## Given instruction
Please reproduce every line of the entries below, replacing "Forecast days" with "Lead time in days" and leaving everything else unchanged.
= = = =
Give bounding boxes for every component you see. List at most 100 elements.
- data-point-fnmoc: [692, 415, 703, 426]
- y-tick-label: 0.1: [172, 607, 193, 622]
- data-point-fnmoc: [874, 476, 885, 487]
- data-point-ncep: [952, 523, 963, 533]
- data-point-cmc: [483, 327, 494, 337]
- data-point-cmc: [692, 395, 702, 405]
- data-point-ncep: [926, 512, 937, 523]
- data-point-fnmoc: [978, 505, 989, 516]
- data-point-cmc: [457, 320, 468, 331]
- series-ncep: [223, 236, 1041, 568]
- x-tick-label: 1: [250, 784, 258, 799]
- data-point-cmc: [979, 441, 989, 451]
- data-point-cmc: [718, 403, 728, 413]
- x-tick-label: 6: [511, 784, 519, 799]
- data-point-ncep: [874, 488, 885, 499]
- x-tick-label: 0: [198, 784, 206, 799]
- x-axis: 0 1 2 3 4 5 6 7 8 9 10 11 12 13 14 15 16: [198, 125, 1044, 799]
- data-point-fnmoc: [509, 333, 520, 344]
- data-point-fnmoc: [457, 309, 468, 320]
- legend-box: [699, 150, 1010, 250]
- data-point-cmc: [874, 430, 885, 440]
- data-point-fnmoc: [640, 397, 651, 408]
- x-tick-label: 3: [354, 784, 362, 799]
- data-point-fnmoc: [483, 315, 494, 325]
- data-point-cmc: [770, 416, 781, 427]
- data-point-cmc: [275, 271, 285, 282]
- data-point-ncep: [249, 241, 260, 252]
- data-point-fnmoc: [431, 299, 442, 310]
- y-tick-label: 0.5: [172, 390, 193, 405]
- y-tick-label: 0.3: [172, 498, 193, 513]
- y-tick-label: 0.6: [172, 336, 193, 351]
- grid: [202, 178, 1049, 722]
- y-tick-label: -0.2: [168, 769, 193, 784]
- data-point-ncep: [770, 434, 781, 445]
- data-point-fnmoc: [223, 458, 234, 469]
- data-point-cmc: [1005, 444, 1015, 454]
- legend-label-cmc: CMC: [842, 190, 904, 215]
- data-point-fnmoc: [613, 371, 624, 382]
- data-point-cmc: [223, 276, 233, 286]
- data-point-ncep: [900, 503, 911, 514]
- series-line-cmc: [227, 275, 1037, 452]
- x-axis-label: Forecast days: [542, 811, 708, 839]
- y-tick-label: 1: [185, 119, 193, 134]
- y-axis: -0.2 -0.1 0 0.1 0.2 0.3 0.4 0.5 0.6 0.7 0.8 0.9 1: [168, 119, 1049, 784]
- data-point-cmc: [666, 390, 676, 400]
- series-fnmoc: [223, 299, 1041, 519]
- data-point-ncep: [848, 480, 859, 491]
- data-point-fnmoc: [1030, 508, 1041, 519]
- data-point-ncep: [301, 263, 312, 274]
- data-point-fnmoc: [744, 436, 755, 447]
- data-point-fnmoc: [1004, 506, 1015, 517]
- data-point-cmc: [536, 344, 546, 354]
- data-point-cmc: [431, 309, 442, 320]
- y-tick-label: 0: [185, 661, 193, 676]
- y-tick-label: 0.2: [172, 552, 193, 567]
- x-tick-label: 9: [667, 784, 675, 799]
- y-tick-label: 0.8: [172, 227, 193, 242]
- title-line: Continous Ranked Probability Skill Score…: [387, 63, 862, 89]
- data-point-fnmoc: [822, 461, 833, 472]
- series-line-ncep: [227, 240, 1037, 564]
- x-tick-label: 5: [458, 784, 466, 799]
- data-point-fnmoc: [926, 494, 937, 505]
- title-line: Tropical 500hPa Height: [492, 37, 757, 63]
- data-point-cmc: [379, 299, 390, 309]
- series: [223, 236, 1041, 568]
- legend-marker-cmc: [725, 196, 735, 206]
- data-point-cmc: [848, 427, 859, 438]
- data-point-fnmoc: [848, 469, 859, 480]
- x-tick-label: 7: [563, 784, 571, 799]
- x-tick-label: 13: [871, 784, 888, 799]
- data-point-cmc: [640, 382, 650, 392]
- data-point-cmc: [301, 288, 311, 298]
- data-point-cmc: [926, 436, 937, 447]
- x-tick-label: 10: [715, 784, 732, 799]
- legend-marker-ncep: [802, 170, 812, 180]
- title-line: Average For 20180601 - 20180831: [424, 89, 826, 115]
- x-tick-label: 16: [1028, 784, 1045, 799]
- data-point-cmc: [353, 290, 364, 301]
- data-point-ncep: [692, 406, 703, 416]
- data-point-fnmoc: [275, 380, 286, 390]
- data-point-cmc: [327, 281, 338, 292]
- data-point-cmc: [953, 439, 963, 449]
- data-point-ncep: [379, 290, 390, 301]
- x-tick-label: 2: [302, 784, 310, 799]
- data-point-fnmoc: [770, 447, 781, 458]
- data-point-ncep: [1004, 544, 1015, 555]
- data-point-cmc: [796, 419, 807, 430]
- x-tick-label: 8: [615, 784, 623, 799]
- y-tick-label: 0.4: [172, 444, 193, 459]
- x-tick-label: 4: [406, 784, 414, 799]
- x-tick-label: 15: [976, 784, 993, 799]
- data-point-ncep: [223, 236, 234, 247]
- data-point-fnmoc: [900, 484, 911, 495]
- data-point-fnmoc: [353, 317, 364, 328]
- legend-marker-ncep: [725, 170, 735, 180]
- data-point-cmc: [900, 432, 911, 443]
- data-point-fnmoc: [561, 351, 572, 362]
= = = =
## Problem solution
Give bounding boxes for every component you see. List at most 100 elements.
- data-point-fnmoc: [692, 415, 703, 426]
- y-tick-label: 0.1: [172, 607, 193, 622]
- data-point-fnmoc: [874, 476, 885, 487]
- data-point-ncep: [952, 523, 963, 533]
- data-point-cmc: [483, 327, 494, 337]
- data-point-cmc: [692, 395, 702, 405]
- data-point-ncep: [926, 512, 937, 523]
- data-point-fnmoc: [978, 505, 989, 516]
- data-point-cmc: [457, 320, 468, 331]
- series-ncep: [223, 236, 1041, 568]
- x-tick-label: 1: [250, 784, 258, 799]
- data-point-cmc: [979, 441, 989, 451]
- data-point-cmc: [718, 403, 728, 413]
- x-tick-label: 6: [511, 784, 519, 799]
- data-point-ncep: [874, 488, 885, 499]
- x-tick-label: 0: [198, 784, 206, 799]
- x-axis: 0 1 2 3 4 5 6 7 8 9 10 11 12 13 14 15 16: [198, 125, 1044, 799]
- data-point-fnmoc: [509, 333, 520, 344]
- data-point-fnmoc: [457, 309, 468, 320]
- legend-box: [699, 150, 1010, 250]
- data-point-cmc: [874, 430, 885, 440]
- data-point-fnmoc: [640, 397, 651, 408]
- x-tick-label: 3: [354, 784, 362, 799]
- data-point-fnmoc: [483, 315, 494, 325]
- data-point-cmc: [770, 416, 781, 427]
- data-point-cmc: [275, 271, 285, 282]
- data-point-ncep: [249, 241, 260, 252]
- data-point-fnmoc: [431, 299, 442, 310]
- y-tick-label: 0.5: [172, 390, 193, 405]
- y-tick-label: 0.3: [172, 498, 193, 513]
- y-tick-label: 0.6: [172, 336, 193, 351]
- grid: [202, 178, 1049, 722]
- y-tick-label: -0.2: [168, 769, 193, 784]
- data-point-ncep: [770, 434, 781, 445]
- data-point-fnmoc: [223, 458, 234, 469]
- data-point-cmc: [1005, 444, 1015, 454]
- legend-label-cmc: CMC: [842, 190, 904, 215]
- data-point-fnmoc: [613, 371, 624, 382]
- data-point-cmc: [223, 276, 233, 286]
- data-point-ncep: [900, 503, 911, 514]
- series-line-cmc: [227, 275, 1037, 452]
- x-axis-label: Lead time in days: [542, 811, 708, 839]
- y-tick-label: 1: [185, 119, 193, 134]
- y-axis: -0.2 -0.1 0 0.1 0.2 0.3 0.4 0.5 0.6 0.7 0.8 0.9 1: [168, 119, 1049, 784]
- data-point-cmc: [666, 390, 676, 400]
- series-fnmoc: [223, 299, 1041, 519]
- data-point-ncep: [848, 480, 859, 491]
- data-point-fnmoc: [1030, 508, 1041, 519]
- data-point-ncep: [301, 263, 312, 274]
- data-point-fnmoc: [744, 436, 755, 447]
- data-point-fnmoc: [1004, 506, 1015, 517]
- data-point-cmc: [536, 344, 546, 354]
- data-point-cmc: [431, 309, 442, 320]
- y-tick-label: 0: [185, 661, 193, 676]
- y-tick-label: 0.2: [172, 552, 193, 567]
- x-tick-label: 9: [667, 784, 675, 799]
- y-tick-label: 0.8: [172, 227, 193, 242]
- title-line: Continous Ranked Probability Skill Score…: [387, 63, 862, 89]
- data-point-fnmoc: [822, 461, 833, 472]
- series-line-ncep: [227, 240, 1037, 564]
- x-tick-label: 5: [458, 784, 466, 799]
- data-point-fnmoc: [926, 494, 937, 505]
- title-line: Tropical 500hPa Height: [492, 37, 757, 63]
- data-point-cmc: [379, 299, 390, 309]
- series: [223, 236, 1041, 568]
- legend-marker-cmc: [725, 196, 735, 206]
- data-point-cmc: [848, 427, 859, 438]
- data-point-fnmoc: [848, 469, 859, 480]
- x-tick-label: 7: [563, 784, 571, 799]
- x-tick-label: 13: [871, 784, 888, 799]
- data-point-cmc: [640, 382, 650, 392]
- data-point-cmc: [301, 288, 311, 298]
- data-point-cmc: [926, 436, 937, 447]
- x-tick-label: 10: [715, 784, 732, 799]
- legend-marker-ncep: [802, 170, 812, 180]
- title-line: Average For 20180601 - 20180831: [424, 89, 826, 115]
- x-tick-label: 16: [1028, 784, 1045, 799]
- data-point-cmc: [353, 290, 364, 301]
- data-point-ncep: [692, 406, 703, 416]
- data-point-fnmoc: [275, 380, 286, 390]
- data-point-cmc: [327, 281, 338, 292]
- data-point-cmc: [953, 439, 963, 449]
- data-point-ncep: [379, 290, 390, 301]
- x-tick-label: 2: [302, 784, 310, 799]
- data-point-fnmoc: [770, 447, 781, 458]
- data-point-ncep: [1004, 544, 1015, 555]
- data-point-cmc: [796, 419, 807, 430]
- x-tick-label: 8: [615, 784, 623, 799]
- y-tick-label: 0.4: [172, 444, 193, 459]
- x-tick-label: 4: [406, 784, 414, 799]
- x-tick-label: 15: [976, 784, 993, 799]
- data-point-ncep: [223, 236, 234, 247]
- data-point-fnmoc: [900, 484, 911, 495]
- data-point-fnmoc: [353, 317, 364, 328]
- legend-marker-ncep: [725, 170, 735, 180]
- data-point-cmc: [900, 432, 911, 443]
- data-point-fnmoc: [561, 351, 572, 362]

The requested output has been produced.